**Instructions for the task**
Only the number is wanted: how many lines of the data contain "JSON"?

━━━━

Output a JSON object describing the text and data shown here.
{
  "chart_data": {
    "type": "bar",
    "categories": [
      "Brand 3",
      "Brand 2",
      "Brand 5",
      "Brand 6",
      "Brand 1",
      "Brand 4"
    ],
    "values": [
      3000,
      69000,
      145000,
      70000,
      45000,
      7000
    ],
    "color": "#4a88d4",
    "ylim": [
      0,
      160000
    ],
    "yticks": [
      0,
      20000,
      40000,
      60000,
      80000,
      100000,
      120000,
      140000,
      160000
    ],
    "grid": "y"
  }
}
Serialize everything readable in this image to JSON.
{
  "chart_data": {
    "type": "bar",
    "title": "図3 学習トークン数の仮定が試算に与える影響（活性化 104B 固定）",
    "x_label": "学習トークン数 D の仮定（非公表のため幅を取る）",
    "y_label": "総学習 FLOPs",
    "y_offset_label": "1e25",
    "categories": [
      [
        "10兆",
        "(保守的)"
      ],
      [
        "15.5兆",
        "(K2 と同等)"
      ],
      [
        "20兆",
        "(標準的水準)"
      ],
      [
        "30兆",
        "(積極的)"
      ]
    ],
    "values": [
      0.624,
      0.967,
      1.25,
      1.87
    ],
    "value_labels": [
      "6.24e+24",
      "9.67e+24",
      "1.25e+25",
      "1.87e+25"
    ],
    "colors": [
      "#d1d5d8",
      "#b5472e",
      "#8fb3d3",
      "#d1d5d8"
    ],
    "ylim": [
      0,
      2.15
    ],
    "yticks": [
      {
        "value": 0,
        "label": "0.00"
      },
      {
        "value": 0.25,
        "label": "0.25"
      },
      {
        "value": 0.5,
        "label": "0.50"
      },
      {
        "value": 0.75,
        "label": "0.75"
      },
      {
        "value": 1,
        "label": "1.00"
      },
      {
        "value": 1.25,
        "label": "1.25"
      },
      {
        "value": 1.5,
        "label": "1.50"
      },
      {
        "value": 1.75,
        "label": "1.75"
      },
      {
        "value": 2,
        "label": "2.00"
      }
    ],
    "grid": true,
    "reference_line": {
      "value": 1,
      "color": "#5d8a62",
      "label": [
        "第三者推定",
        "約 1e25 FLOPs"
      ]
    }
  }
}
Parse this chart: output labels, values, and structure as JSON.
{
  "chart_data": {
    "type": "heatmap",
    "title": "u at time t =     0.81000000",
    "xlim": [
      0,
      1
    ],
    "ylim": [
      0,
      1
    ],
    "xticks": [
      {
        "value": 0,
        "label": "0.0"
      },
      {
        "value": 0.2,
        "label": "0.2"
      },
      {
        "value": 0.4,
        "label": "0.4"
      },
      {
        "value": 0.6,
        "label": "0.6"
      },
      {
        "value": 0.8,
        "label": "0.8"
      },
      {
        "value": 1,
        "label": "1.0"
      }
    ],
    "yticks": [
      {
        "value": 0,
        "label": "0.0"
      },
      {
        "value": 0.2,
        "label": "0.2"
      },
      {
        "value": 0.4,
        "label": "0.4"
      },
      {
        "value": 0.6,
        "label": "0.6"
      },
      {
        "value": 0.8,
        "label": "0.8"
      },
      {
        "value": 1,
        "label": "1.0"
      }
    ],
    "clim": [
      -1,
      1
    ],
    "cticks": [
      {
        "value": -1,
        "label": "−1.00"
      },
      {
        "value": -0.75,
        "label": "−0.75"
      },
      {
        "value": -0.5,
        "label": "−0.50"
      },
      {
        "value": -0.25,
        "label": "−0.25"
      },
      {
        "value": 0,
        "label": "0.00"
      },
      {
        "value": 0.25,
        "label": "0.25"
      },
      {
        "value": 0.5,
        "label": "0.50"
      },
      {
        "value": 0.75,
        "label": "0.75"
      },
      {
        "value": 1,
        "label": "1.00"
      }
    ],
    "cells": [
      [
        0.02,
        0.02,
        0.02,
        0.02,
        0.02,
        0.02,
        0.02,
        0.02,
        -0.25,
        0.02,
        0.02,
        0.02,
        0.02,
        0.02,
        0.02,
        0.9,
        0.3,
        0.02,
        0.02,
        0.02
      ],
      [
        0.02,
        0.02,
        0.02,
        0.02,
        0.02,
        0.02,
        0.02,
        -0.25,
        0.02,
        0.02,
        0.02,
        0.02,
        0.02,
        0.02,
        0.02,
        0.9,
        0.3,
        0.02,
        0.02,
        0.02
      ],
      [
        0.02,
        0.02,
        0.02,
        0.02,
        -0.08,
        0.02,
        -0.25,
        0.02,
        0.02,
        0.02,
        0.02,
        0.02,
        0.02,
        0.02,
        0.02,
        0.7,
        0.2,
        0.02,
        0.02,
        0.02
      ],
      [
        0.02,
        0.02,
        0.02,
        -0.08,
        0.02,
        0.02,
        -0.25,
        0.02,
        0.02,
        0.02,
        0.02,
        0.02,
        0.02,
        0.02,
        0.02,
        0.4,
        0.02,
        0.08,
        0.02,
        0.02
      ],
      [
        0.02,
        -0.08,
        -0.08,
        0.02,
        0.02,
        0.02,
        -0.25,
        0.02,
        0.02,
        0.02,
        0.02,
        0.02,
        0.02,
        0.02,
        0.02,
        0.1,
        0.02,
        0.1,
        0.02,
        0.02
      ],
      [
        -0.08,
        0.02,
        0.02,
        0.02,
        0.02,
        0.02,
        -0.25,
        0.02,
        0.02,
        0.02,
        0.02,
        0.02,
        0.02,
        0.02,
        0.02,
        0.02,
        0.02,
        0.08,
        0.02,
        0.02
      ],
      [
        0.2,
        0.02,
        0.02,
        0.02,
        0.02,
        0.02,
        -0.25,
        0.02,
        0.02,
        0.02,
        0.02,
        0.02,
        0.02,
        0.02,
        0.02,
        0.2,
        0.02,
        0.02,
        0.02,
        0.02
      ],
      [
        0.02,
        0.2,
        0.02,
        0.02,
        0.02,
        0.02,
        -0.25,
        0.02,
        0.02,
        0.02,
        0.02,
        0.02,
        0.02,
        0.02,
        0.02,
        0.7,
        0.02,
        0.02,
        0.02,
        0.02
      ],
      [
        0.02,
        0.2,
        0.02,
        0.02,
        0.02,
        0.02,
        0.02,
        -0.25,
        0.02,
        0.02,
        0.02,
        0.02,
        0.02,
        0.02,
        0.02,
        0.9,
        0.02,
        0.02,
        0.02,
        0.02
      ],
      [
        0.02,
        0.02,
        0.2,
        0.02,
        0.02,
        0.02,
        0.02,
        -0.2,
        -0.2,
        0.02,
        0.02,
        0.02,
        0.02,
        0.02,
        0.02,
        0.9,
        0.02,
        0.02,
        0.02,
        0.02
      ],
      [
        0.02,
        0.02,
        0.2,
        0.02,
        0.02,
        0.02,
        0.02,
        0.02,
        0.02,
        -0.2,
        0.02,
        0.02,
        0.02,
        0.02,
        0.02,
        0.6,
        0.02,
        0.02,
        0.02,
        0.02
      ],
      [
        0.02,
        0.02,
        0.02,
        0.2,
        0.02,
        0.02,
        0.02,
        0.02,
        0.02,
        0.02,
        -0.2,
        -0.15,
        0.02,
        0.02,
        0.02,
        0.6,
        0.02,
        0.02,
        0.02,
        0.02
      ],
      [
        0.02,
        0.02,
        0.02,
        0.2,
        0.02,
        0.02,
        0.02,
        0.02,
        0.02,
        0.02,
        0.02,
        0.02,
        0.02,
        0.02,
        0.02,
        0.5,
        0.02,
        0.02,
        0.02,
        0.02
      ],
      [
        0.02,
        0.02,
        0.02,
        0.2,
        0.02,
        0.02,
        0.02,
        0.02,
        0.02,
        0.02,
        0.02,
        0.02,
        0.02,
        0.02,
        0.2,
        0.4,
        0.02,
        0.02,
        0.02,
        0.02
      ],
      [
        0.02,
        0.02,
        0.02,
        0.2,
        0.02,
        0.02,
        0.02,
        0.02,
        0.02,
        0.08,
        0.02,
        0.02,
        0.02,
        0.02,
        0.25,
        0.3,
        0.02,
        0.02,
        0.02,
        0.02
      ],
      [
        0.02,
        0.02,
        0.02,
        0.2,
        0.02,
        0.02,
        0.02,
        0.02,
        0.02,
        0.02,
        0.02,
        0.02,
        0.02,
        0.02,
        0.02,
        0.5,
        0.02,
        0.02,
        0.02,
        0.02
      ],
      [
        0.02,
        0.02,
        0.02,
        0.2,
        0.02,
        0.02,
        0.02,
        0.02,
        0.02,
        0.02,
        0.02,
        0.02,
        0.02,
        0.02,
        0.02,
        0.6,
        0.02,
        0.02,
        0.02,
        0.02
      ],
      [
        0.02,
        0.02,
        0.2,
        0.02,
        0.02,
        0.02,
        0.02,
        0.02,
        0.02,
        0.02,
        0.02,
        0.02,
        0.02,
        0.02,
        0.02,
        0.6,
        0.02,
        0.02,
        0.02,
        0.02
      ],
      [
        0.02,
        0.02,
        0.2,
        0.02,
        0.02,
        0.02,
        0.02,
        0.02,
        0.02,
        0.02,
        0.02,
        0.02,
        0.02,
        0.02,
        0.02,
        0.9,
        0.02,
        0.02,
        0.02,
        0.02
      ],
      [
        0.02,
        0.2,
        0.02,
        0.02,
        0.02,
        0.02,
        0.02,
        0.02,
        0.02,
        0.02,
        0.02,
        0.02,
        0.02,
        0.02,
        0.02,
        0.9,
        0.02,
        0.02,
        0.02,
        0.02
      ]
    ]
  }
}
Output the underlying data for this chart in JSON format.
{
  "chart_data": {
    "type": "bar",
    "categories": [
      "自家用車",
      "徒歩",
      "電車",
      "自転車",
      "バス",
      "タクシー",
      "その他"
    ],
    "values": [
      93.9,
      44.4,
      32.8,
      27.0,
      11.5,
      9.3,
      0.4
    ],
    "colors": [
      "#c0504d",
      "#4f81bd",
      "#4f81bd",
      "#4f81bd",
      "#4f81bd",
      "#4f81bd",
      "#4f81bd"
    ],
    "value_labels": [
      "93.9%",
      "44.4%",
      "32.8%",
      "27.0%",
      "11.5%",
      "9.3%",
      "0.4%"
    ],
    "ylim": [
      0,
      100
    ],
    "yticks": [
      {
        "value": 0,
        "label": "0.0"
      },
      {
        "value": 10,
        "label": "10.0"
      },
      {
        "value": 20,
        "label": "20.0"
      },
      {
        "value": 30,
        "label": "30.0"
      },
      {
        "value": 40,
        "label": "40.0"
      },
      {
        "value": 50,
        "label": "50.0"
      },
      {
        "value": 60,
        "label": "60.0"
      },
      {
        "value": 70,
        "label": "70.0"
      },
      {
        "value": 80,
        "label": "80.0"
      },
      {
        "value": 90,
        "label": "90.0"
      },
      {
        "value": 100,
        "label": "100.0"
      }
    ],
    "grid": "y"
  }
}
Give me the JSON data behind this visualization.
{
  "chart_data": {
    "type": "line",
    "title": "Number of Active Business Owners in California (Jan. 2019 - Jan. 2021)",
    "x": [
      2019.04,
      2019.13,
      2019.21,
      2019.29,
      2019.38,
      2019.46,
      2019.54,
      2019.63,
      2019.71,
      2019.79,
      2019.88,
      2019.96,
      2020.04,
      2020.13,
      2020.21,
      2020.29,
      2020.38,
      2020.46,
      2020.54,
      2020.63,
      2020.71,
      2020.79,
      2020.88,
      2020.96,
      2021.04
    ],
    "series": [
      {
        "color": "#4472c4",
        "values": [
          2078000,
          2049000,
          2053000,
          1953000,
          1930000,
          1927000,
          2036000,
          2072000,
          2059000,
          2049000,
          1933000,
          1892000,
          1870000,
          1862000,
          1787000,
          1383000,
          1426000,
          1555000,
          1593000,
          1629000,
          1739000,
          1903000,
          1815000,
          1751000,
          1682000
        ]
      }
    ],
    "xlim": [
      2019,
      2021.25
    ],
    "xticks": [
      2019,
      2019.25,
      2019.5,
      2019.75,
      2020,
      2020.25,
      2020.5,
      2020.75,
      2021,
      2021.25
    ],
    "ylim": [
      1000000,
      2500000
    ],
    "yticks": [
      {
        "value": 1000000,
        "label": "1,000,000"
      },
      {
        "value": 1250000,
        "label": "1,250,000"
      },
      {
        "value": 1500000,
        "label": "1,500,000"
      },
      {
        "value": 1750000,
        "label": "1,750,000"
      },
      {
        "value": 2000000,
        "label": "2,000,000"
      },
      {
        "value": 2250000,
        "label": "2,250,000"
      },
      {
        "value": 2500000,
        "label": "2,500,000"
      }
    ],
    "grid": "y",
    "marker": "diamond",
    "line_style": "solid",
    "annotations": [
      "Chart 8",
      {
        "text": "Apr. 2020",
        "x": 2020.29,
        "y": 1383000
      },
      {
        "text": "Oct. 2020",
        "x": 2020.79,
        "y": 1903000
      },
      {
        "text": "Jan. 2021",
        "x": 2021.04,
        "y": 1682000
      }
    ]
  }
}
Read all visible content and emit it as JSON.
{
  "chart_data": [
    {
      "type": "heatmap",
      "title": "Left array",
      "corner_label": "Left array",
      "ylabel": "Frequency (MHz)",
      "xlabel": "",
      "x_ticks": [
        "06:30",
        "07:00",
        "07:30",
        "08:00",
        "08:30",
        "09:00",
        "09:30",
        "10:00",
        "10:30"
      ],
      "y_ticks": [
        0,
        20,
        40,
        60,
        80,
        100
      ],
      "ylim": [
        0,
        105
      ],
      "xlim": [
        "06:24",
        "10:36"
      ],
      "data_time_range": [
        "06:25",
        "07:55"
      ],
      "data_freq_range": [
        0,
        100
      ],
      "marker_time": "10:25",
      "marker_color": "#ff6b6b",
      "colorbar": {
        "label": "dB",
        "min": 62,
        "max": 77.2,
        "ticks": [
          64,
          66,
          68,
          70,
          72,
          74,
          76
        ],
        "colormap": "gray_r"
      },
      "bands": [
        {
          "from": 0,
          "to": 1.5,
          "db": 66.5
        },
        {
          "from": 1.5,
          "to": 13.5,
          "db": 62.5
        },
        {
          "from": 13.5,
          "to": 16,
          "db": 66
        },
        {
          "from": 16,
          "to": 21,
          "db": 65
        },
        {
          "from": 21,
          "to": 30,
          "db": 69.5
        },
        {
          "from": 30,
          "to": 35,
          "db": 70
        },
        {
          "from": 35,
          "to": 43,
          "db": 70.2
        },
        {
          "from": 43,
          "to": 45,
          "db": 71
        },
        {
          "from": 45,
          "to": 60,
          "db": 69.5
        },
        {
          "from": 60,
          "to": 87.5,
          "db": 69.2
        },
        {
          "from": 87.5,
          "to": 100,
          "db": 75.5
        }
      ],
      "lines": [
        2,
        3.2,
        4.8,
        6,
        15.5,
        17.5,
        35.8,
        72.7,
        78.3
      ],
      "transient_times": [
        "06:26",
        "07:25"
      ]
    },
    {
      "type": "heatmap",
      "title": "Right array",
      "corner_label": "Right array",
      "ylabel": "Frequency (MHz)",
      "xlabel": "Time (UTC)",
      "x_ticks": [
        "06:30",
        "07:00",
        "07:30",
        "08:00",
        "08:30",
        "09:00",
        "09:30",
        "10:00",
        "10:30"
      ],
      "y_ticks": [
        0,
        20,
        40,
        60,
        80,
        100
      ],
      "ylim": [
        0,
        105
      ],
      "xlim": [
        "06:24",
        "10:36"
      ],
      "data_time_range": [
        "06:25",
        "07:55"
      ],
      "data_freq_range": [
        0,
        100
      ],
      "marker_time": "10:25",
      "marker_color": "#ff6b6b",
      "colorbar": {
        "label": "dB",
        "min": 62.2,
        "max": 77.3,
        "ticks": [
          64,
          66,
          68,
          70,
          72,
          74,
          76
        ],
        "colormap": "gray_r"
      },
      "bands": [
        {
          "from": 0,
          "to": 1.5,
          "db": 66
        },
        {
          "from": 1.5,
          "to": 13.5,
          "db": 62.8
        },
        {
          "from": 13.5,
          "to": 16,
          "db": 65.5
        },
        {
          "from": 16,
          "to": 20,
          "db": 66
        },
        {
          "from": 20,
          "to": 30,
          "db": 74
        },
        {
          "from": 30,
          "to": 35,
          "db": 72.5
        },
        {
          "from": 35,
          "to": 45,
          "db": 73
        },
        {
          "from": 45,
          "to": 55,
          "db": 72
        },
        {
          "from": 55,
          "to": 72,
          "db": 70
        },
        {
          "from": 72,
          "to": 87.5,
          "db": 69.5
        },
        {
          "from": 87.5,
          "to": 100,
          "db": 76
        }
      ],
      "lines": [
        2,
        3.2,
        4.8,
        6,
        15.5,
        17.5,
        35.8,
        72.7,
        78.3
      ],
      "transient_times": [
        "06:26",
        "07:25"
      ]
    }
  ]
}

━━━━

**Correct output**
6